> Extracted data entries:
----
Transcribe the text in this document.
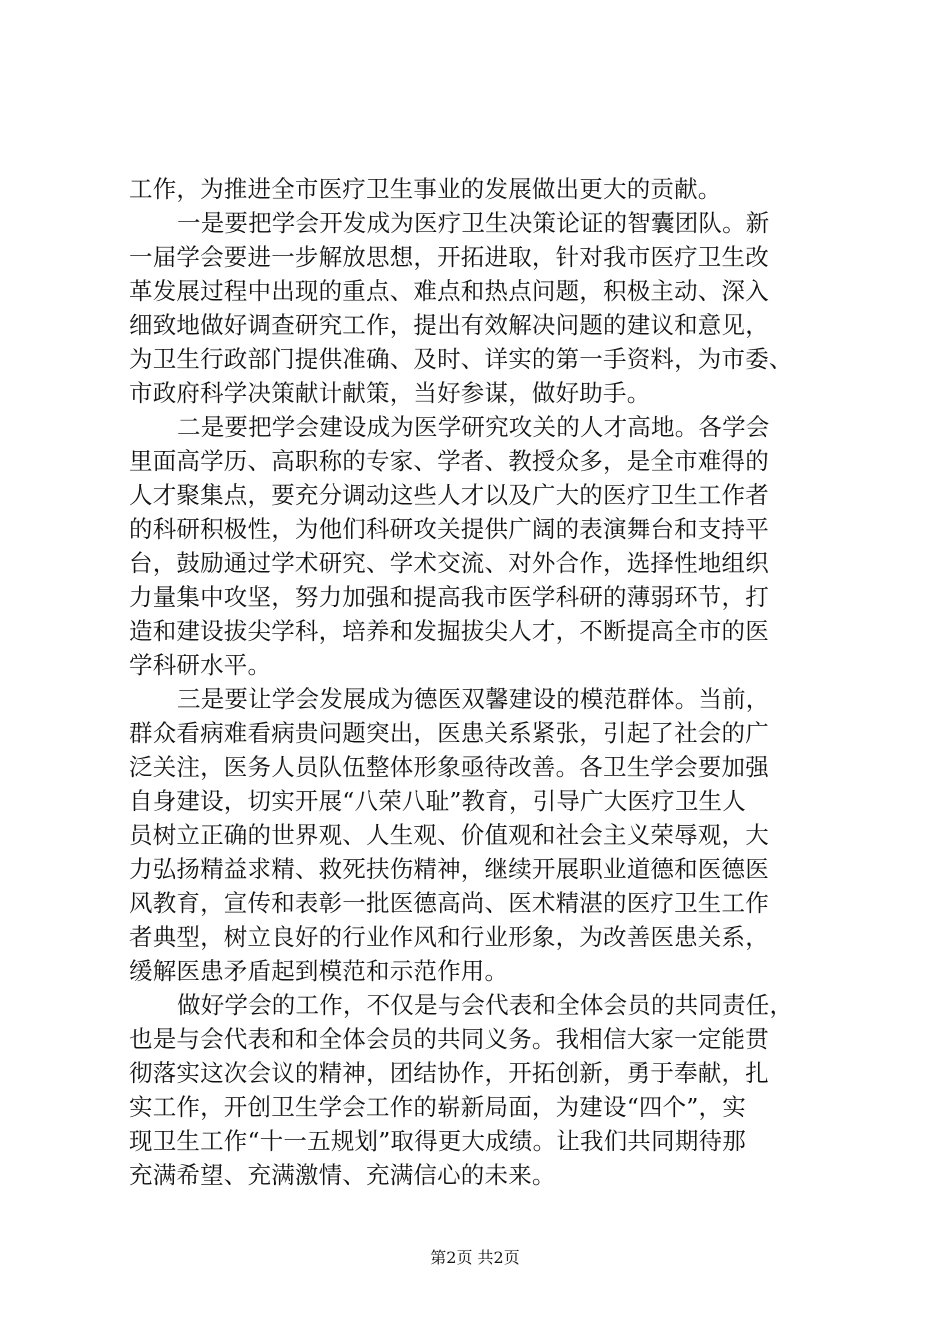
工作，为推进全市医疗卫生事业的发展做出更大的贡献。
一是要把学会开发成为医疗卫生决策论证的智囊团队。新
一届学会要进一步解放思想，开拓进取，针对我市医疗卫生改
革发展过程中出现的重点、难点和热点问题，积极主动、深入
细致地做好调查研究工作，提出有效解决问题的建议和意见，
为卫生行政部门提供准确、及时、详实的第一手资料，为市委、
市政府科学决策献计献策，当好参谋，做好助手。
二是要把学会建设成为医学研究攻关的人才高地。各学会
里面高学历、高职称的专家、学者、教授众多，是全市难得的
人才聚集点，要充分调动这些人才以及广大的医疗卫生工作者
的科研积极性，为他们科研攻关提供广阔的表演舞台和支持平
台，鼓励通过学术研究、学术交流、对外合作，选择性地组织
力量集中攻坚，努力加强和提高我市医学科研的薄弱环节，打
造和建设拔尖学科，培养和发掘拔尖人才，不断提高全市的医
学科研水平。
三是要让学会发展成为德医双馨建设的模范群体。当前，
群众看病难看病贵问题突出，医患关系紧张，引起了社会的广
泛关注，医务人员队伍整体形象亟待改善。各卫生学会要加强
自身建设，切实开展“八荣八耻”教育，引导广大医疗卫生人
员树立正确的世界观、人生观、价值观和社会主义荣辱观，大
力弘扬精益求精、救死扶伤精神，继续开展职业道德和医德医
风教育，宣传和表彰一批医德高尚、医术精湛的医疗卫生工作
者典型，树立良好的行业作风和行业形象，为改善医患关系，
缓解医患矛盾起到模范和示范作用。
做好学会的工作，不仅是与会代表和全体会员的共同责任，
也是与会代表和和全体会员的共同义务。我相信大家一定能贯
彻落实这次会议的精神，团结协作，开拓创新，勇于奉献，扎
实工作，开创卫生学会工作的崭新局面，为建设“四个”，实
现卫生工作“十一五规划”取得更大成绩。让我们共同期待那
充满希望、充满激情、充满信心的未来。
第2页 共2页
----
> Given exercise:
Reproduce the material in its entirety and word for word, without the pictures.

> Result for this exercise:
Transcribe the text in this document.
工作，为推进全市医疗卫生事业的发展做出更大的贡献。
一是要把学会开发成为医疗卫生决策论证的智囊团队。新
一届学会要进一步解放思想，开拓进取，针对我市医疗卫生改
革发展过程中出现的重点、难点和热点问题，积极主动、深入
细致地做好调查研究工作，提出有效解决问题的建议和意见，
为卫生行政部门提供准确、及时、详实的第一手资料，为市委、
市政府科学决策献计献策，当好参谋，做好助手。
二是要把学会建设成为医学研究攻关的人才高地。各学会
里面高学历、高职称的专家、学者、教授众多，是全市难得的
人才聚集点，要充分调动这些人才以及广大的医疗卫生工作者
的科研积极性，为他们科研攻关提供广阔的表演舞台和支持平
台，鼓励通过学术研究、学术交流、对外合作，选择性地组织
力量集中攻坚，努力加强和提高我市医学科研的薄弱环节，打
造和建设拔尖学科，培养和发掘拔尖人才，不断提高全市的医
学科研水平。
三是要让学会发展成为德医双馨建设的模范群体。当前，
群众看病难看病贵问题突出，医患关系紧张，引起了社会的广
泛关注，医务人员队伍整体形象亟待改善。各卫生学会要加强
自身建设，切实开展“八荣八耻”教育，引导广大医疗卫生人
员树立正确的世界观、人生观、价值观和社会主义荣辱观，大
力弘扬精益求精、救死扶伤精神，继续开展职业道德和医德医
风教育，宣传和表彰一批医德高尚、医术精湛的医疗卫生工作
者典型，树立良好的行业作风和行业形象，为改善医患关系，
缓解医患矛盾起到模范和示范作用。
做好学会的工作，不仅是与会代表和全体会员的共同责任，
也是与会代表和和全体会员的共同义务。我相信大家一定能贯
彻落实这次会议的精神，团结协作，开拓创新，勇于奉献，扎
实工作，开创卫生学会工作的崭新局面，为建设“四个”，实
现卫生工作“十一五规划”取得更大成绩。让我们共同期待那
充满希望、充满激情、充满信心的未来。
第2页 共2页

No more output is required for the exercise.